■ **Directions for this task**: Return all the data, word for word.

■ **Provided information**:

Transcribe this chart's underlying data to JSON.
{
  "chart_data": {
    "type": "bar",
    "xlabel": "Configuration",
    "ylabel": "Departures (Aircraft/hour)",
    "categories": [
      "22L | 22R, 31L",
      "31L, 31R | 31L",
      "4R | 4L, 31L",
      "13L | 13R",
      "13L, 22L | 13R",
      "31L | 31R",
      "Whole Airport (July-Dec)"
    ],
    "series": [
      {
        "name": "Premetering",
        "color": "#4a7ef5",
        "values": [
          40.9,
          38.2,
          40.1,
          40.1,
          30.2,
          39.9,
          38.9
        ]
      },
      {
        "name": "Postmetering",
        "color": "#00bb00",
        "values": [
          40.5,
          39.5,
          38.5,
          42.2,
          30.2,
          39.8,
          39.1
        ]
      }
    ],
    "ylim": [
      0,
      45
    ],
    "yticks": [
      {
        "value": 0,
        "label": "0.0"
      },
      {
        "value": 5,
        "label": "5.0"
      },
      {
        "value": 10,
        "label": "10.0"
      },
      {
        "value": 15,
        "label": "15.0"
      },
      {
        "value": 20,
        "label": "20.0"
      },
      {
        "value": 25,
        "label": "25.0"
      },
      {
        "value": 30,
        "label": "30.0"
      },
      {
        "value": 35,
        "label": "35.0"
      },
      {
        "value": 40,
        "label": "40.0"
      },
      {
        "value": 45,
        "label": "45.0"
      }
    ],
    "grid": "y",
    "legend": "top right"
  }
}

■ **Solution below**:
Transcribe this chart's underlying data to JSON.
{
  "chart_data": {
    "type": "bar",
    "xlabel": "Configuration",
    "ylabel": "Departures (Aircraft/hour)",
    "categories": [
      "22L | 22R, 31L",
      "31L, 31R | 31L",
      "4R | 4L, 31L",
      "13L | 13R",
      "13L, 22L | 13R",
      "31L | 31R",
      "Whole Airport (July-Dec)"
    ],
    "series": [
      {
        "name": "Premetering",
        "color": "#4a7ef5",
        "values": [
          40.9,
          38.2,
          40.1,
          40.1,
          30.2,
          39.9,
          38.9
        ]
      },
      {
        "name": "Postmetering",
        "color": "#00bb00",
        "values": [
          40.5,
          39.5,
          38.5,
          42.2,
          30.2,
          39.8,
          39.1
        ]
      }
    ],
    "ylim": [
      0,
      45
    ],
    "yticks": [
      {
        "value": 0,
        "label": "0.0"
      },
      {
        "value": 5,
        "label": "5.0"
      },
      {
        "value": 10,
        "label": "10.0"
      },
      {
        "value": 15,
        "label": "15.0"
      },
      {
        "value": 20,
        "label": "20.0"
      },
      {
        "value": 25,
        "label": "25.0"
      },
      {
        "value": 30,
        "label": "30.0"
      },
      {
        "value": 35,
        "label": "35.0"
      },
      {
        "value": 40,
        "label": "40.0"
      },
      {
        "value": 45,
        "label": "45.0"
      }
    ],
    "grid": "y",
    "legend": "top right"
  }
}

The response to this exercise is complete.